-- Task data --
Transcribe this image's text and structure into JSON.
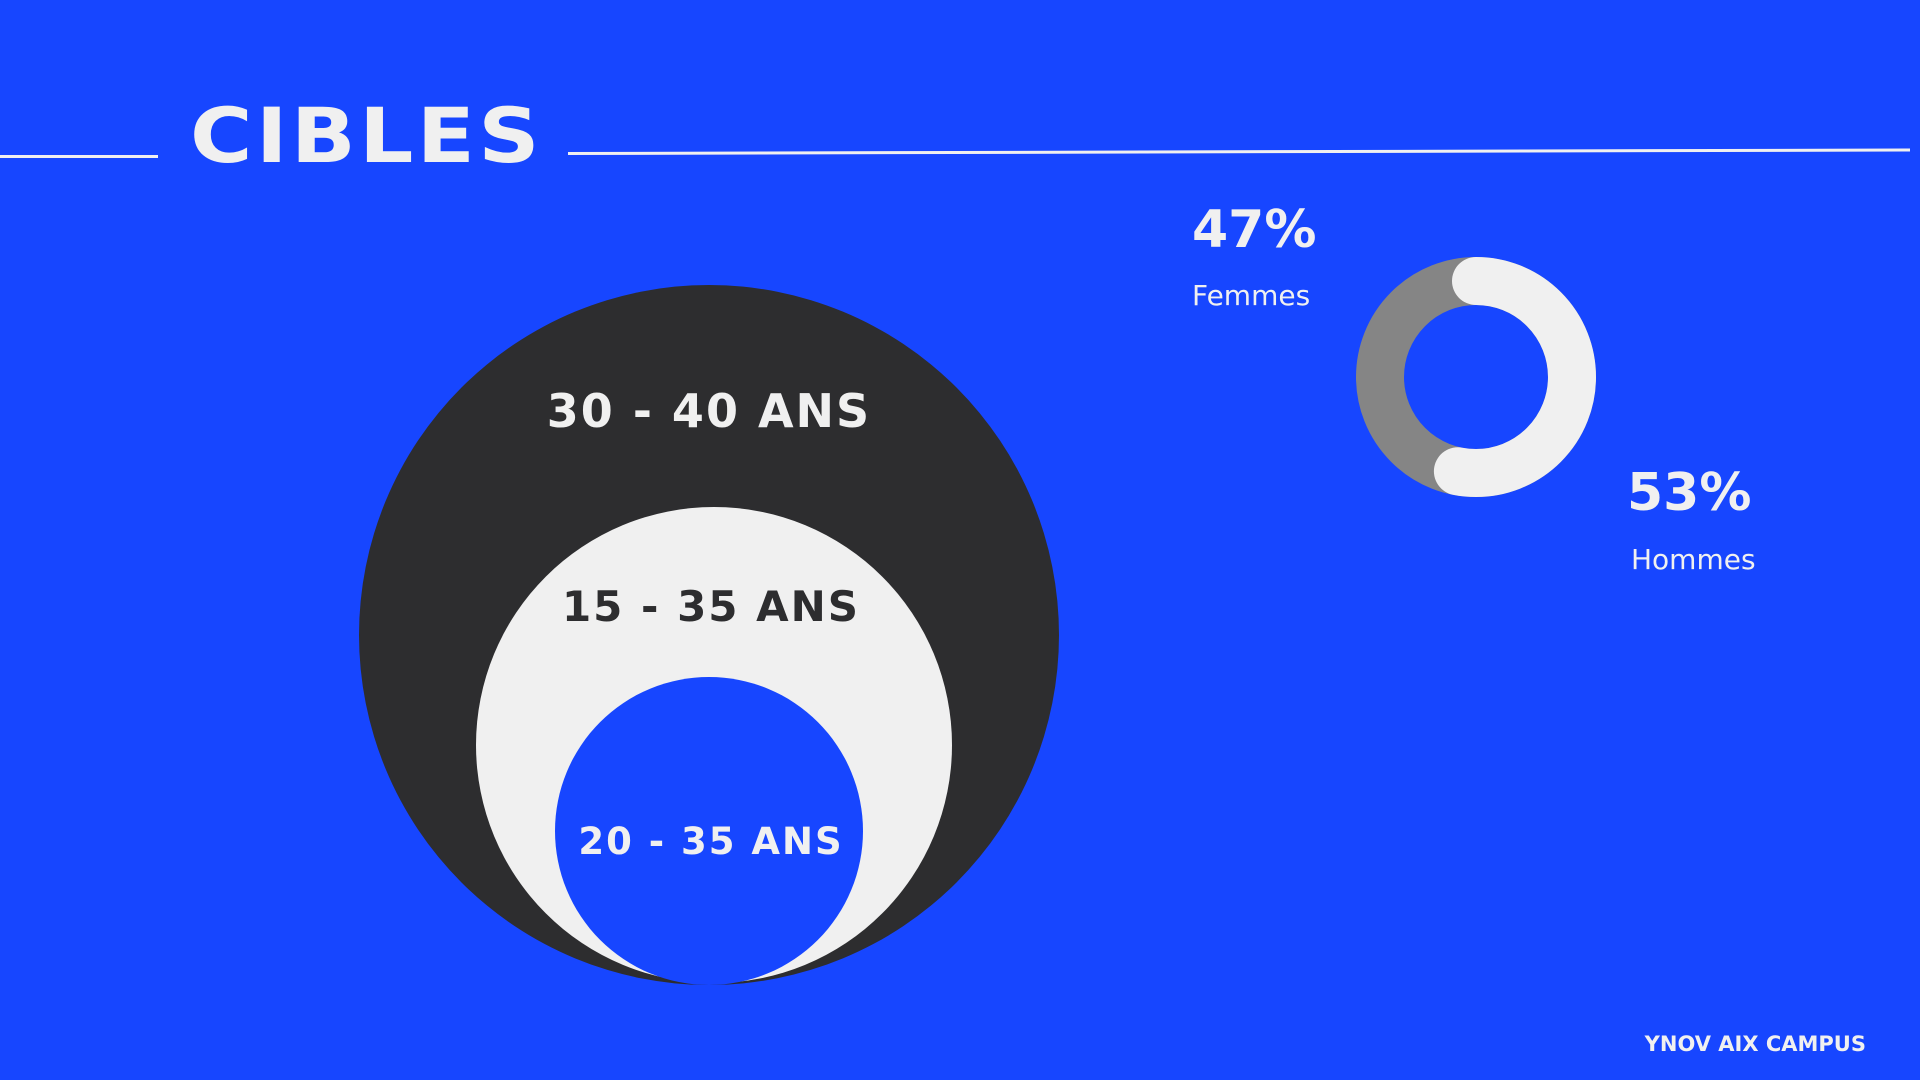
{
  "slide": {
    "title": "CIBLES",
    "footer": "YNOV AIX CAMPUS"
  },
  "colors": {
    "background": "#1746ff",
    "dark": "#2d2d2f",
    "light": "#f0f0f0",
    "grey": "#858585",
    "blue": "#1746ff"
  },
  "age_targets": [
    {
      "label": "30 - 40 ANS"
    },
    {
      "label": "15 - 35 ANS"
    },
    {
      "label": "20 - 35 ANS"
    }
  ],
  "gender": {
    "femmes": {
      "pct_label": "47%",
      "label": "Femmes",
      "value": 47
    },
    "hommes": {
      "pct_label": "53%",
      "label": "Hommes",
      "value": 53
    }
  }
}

-- What this task involves --
The pictures in the entries should be left out; output everything else exactly.

-- Reply --
Transcribe this image's text and structure into JSON.
{
  "slide": {
    "title": "CIBLES",
    "footer": "YNOV AIX CAMPUS"
  },
  "colors": {
    "background": "#1746ff",
    "dark": "#2d2d2f",
    "light": "#f0f0f0",
    "grey": "#858585",
    "blue": "#1746ff"
  },
  "age_targets": [
    {
      "label": "30 - 40 ANS"
    },
    {
      "label": "15 - 35 ANS"
    },
    {
      "label": "20 - 35 ANS"
    }
  ],
  "gender": {
    "femmes": {
      "pct_label": "47%",
      "label": "Femmes",
      "value": 47
    },
    "hommes": {
      "pct_label": "53%",
      "label": "Hommes",
      "value": 53
    }
  }
}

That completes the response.